Task to complete
In full and without deviation, write out the entries that follow.

Entries with figure data:
[BEGIN]

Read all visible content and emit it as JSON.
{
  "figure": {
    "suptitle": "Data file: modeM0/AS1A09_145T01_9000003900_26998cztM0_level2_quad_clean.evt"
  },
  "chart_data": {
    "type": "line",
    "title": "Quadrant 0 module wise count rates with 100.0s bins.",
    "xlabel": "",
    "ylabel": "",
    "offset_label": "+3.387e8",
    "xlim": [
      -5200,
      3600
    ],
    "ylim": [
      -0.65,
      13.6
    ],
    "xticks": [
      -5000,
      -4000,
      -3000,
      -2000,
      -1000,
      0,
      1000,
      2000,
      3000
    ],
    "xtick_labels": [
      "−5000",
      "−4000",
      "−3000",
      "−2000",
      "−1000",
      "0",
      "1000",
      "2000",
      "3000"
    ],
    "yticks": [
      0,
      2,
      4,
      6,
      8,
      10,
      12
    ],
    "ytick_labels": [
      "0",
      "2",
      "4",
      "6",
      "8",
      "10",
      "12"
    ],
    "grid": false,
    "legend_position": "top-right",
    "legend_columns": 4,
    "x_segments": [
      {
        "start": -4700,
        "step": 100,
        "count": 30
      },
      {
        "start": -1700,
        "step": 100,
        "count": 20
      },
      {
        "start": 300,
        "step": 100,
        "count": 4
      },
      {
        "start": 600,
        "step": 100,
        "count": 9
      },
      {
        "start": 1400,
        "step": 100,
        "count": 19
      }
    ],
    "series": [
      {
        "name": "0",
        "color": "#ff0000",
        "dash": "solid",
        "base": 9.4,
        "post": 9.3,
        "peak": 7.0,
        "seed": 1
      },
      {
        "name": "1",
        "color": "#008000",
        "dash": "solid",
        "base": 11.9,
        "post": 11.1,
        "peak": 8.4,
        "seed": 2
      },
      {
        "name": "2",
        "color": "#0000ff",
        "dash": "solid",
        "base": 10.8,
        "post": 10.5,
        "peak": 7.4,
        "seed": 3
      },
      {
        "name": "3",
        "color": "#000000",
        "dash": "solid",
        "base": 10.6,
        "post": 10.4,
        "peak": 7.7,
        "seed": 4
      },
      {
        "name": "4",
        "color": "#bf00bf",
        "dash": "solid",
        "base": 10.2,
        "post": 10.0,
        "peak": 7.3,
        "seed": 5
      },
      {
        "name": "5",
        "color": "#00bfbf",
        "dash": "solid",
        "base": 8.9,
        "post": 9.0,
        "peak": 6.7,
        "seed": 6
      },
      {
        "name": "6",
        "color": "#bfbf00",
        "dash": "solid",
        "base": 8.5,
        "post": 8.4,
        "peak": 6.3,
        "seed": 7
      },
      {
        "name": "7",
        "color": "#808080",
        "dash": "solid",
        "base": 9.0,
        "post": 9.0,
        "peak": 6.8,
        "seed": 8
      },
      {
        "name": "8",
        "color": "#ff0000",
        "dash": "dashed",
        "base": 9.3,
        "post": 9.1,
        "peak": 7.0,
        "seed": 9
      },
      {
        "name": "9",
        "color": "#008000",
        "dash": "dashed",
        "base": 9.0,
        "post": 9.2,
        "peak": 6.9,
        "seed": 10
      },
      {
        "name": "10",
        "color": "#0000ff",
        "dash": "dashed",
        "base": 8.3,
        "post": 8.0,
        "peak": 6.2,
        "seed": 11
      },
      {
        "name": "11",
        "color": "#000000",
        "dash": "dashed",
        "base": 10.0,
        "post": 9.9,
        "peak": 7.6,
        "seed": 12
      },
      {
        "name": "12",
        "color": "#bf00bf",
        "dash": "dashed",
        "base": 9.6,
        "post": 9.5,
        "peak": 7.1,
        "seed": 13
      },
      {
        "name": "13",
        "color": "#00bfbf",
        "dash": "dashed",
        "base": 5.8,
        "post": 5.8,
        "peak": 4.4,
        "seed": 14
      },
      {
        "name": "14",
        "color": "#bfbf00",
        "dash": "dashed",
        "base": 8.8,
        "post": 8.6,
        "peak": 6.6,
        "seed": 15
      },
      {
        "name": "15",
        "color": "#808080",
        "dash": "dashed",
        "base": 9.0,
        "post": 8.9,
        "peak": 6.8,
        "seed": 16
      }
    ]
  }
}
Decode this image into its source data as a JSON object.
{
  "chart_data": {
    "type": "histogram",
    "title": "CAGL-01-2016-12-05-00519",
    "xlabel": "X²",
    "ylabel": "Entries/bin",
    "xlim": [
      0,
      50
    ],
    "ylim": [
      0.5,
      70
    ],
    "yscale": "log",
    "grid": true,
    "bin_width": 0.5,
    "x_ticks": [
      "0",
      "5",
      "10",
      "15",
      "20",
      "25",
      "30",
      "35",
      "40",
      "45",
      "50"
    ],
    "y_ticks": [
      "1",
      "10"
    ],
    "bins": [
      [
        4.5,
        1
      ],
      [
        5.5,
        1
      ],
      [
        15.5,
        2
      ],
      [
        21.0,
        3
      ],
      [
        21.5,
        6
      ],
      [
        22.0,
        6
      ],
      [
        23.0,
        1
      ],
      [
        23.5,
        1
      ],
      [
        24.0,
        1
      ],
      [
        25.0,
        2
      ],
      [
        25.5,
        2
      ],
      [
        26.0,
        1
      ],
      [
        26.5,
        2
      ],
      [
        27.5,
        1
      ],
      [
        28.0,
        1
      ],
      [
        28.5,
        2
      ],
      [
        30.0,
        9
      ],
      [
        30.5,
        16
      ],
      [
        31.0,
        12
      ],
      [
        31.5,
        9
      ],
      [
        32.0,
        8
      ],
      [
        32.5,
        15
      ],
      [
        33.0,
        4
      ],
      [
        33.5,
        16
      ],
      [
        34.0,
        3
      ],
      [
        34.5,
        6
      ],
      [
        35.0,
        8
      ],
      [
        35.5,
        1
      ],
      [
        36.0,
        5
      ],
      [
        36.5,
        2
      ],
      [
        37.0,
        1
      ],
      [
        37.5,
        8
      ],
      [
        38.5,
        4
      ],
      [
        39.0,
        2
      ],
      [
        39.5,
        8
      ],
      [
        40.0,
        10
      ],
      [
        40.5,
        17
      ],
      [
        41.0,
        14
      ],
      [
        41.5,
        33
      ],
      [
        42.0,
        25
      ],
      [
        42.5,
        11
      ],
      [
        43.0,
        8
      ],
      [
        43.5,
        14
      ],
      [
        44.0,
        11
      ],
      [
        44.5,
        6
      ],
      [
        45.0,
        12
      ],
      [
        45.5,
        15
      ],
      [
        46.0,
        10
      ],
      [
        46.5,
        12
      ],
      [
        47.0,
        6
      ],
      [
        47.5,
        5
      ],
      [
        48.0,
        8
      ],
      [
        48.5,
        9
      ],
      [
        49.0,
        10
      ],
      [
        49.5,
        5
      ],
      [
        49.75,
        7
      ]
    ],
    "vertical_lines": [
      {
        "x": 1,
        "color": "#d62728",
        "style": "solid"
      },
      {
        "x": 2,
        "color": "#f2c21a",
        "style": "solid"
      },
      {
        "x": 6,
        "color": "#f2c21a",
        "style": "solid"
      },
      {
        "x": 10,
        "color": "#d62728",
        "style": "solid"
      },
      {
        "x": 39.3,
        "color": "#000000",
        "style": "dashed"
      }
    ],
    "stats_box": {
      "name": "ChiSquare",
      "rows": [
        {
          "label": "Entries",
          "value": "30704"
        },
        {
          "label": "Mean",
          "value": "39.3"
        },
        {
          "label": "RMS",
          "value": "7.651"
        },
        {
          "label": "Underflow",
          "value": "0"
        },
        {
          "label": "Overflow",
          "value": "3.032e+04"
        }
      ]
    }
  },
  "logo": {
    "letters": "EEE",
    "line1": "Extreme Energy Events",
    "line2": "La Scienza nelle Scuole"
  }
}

[END]

Written response
Read all visible content and emit it as JSON.
{
  "figure": {
    "suptitle": "Data file: modeM0/AS1A09_145T01_9000003900_26998cztM0_level2_quad_clean.evt"
  },
  "chart_data": {
    "type": "line",
    "title": "Quadrant 0 module wise count rates with 100.0s bins.",
    "xlabel": "",
    "ylabel": "",
    "offset_label": "+3.387e8",
    "xlim": [
      -5200,
      3600
    ],
    "ylim": [
      -0.65,
      13.6
    ],
    "xticks": [
      -5000,
      -4000,
      -3000,
      -2000,
      -1000,
      0,
      1000,
      2000,
      3000
    ],
    "xtick_labels": [
      "−5000",
      "−4000",
      "−3000",
      "−2000",
      "−1000",
      "0",
      "1000",
      "2000",
      "3000"
    ],
    "yticks": [
      0,
      2,
      4,
      6,
      8,
      10,
      12
    ],
    "ytick_labels": [
      "0",
      "2",
      "4",
      "6",
      "8",
      "10",
      "12"
    ],
    "grid": false,
    "legend_position": "top-right",
    "legend_columns": 4,
    "x_segments": [
      {
        "start": -4700,
        "step": 100,
        "count": 30
      },
      {
        "start": -1700,
        "step": 100,
        "count": 20
      },
      {
        "start": 300,
        "step": 100,
        "count": 4
      },
      {
        "start": 600,
        "step": 100,
        "count": 9
      },
      {
        "start": 1400,
        "step": 100,
        "count": 19
      }
    ],
    "series": [
      {
        "name": "0",
        "color": "#ff0000",
        "dash": "solid",
        "base": 9.4,
        "post": 9.3,
        "peak": 7.0,
        "seed": 1
      },
      {
        "name": "1",
        "color": "#008000",
        "dash": "solid",
        "base": 11.9,
        "post": 11.1,
        "peak": 8.4,
        "seed": 2
      },
      {
        "name": "2",
        "color": "#0000ff",
        "dash": "solid",
        "base": 10.8,
        "post": 10.5,
        "peak": 7.4,
        "seed": 3
      },
      {
        "name": "3",
        "color": "#000000",
        "dash": "solid",
        "base": 10.6,
        "post": 10.4,
        "peak": 7.7,
        "seed": 4
      },
      {
        "name": "4",
        "color": "#bf00bf",
        "dash": "solid",
        "base": 10.2,
        "post": 10.0,
        "peak": 7.3,
        "seed": 5
      },
      {
        "name": "5",
        "color": "#00bfbf",
        "dash": "solid",
        "base": 8.9,
        "post": 9.0,
        "peak": 6.7,
        "seed": 6
      },
      {
        "name": "6",
        "color": "#bfbf00",
        "dash": "solid",
        "base": 8.5,
        "post": 8.4,
        "peak": 6.3,
        "seed": 7
      },
      {
        "name": "7",
        "color": "#808080",
        "dash": "solid",
        "base": 9.0,
        "post": 9.0,
        "peak": 6.8,
        "seed": 8
      },
      {
        "name": "8",
        "color": "#ff0000",
        "dash": "dashed",
        "base": 9.3,
        "post": 9.1,
        "peak": 7.0,
        "seed": 9
      },
      {
        "name": "9",
        "color": "#008000",
        "dash": "dashed",
        "base": 9.0,
        "post": 9.2,
        "peak": 6.9,
        "seed": 10
      },
      {
        "name": "10",
        "color": "#0000ff",
        "dash": "dashed",
        "base": 8.3,
        "post": 8.0,
        "peak": 6.2,
        "seed": 11
      },
      {
        "name": "11",
        "color": "#000000",
        "dash": "dashed",
        "base": 10.0,
        "post": 9.9,
        "peak": 7.6,
        "seed": 12
      },
      {
        "name": "12",
        "color": "#bf00bf",
        "dash": "dashed",
        "base": 9.6,
        "post": 9.5,
        "peak": 7.1,
        "seed": 13
      },
      {
        "name": "13",
        "color": "#00bfbf",
        "dash": "dashed",
        "base": 5.8,
        "post": 5.8,
        "peak": 4.4,
        "seed": 14
      },
      {
        "name": "14",
        "color": "#bfbf00",
        "dash": "dashed",
        "base": 8.8,
        "post": 8.6,
        "peak": 6.6,
        "seed": 15
      },
      {
        "name": "15",
        "color": "#808080",
        "dash": "dashed",
        "base": 9.0,
        "post": 8.9,
        "peak": 6.8,
        "seed": 16
      }
    ]
  }
}
Decode this image into its source data as a JSON object.
{
  "chart_data": {
    "type": "histogram",
    "title": "CAGL-01-2016-12-05-00519",
    "xlabel": "X²",
    "ylabel": "Entries/bin",
    "xlim": [
      0,
      50
    ],
    "ylim": [
      0.5,
      70
    ],
    "yscale": "log",
    "grid": true,
    "bin_width": 0.5,
    "x_ticks": [
      "0",
      "5",
      "10",
      "15",
      "20",
      "25",
      "30",
      "35",
      "40",
      "45",
      "50"
    ],
    "y_ticks": [
      "1",
      "10"
    ],
    "bins": [
      [
        4.5,
        1
      ],
      [
        5.5,
        1
      ],
      [
        15.5,
        2
      ],
      [
        21.0,
        3
      ],
      [
        21.5,
        6
      ],
      [
        22.0,
        6
      ],
      [
        23.0,
        1
      ],
      [
        23.5,
        1
      ],
      [
        24.0,
        1
      ],
      [
        25.0,
        2
      ],
      [
        25.5,
        2
      ],
      [
        26.0,
        1
      ],
      [
        26.5,
        2
      ],
      [
        27.5,
        1
      ],
      [
        28.0,
        1
      ],
      [
        28.5,
        2
      ],
      [
        30.0,
        9
      ],
      [
        30.5,
        16
      ],
      [
        31.0,
        12
      ],
      [
        31.5,
        9
      ],
      [
        32.0,
        8
      ],
      [
        32.5,
        15
      ],
      [
        33.0,
        4
      ],
      [
        33.5,
        16
      ],
      [
        34.0,
        3
      ],
      [
        34.5,
        6
      ],
      [
        35.0,
        8
      ],
      [
        35.5,
        1
      ],
      [
        36.0,
        5
      ],
      [
        36.5,
        2
      ],
      [
        37.0,
        1
      ],
      [
        37.5,
        8
      ],
      [
        38.5,
        4
      ],
      [
        39.0,
        2
      ],
      [
        39.5,
        8
      ],
      [
        40.0,
        10
      ],
      [
        40.5,
        17
      ],
      [
        41.0,
        14
      ],
      [
        41.5,
        33
      ],
      [
        42.0,
        25
      ],
      [
        42.5,
        11
      ],
      [
        43.0,
        8
      ],
      [
        43.5,
        14
      ],
      [
        44.0,
        11
      ],
      [
        44.5,
        6
      ],
      [
        45.0,
        12
      ],
      [
        45.5,
        15
      ],
      [
        46.0,
        10
      ],
      [
        46.5,
        12
      ],
      [
        47.0,
        6
      ],
      [
        47.5,
        5
      ],
      [
        48.0,
        8
      ],
      [
        48.5,
        9
      ],
      [
        49.0,
        10
      ],
      [
        49.5,
        5
      ],
      [
        49.75,
        7
      ]
    ],
    "vertical_lines": [
      {
        "x": 1,
        "color": "#d62728",
        "style": "solid"
      },
      {
        "x": 2,
        "color": "#f2c21a",
        "style": "solid"
      },
      {
        "x": 6,
        "color": "#f2c21a",
        "style": "solid"
      },
      {
        "x": 10,
        "color": "#d62728",
        "style": "solid"
      },
      {
        "x": 39.3,
        "color": "#000000",
        "style": "dashed"
      }
    ],
    "stats_box": {
      "name": "ChiSquare",
      "rows": [
        {
          "label": "Entries",
          "value": "30704"
        },
        {
          "label": "Mean",
          "value": "39.3"
        },
        {
          "label": "RMS",
          "value": "7.651"
        },
        {
          "label": "Underflow",
          "value": "0"
        },
        {
          "label": "Overflow",
          "value": "3.032e+04"
        }
      ]
    }
  },
  "logo": {
    "letters": "EEE",
    "line1": "Extreme Energy Events",
    "line2": "La Scienza nelle Scuole"
  }
}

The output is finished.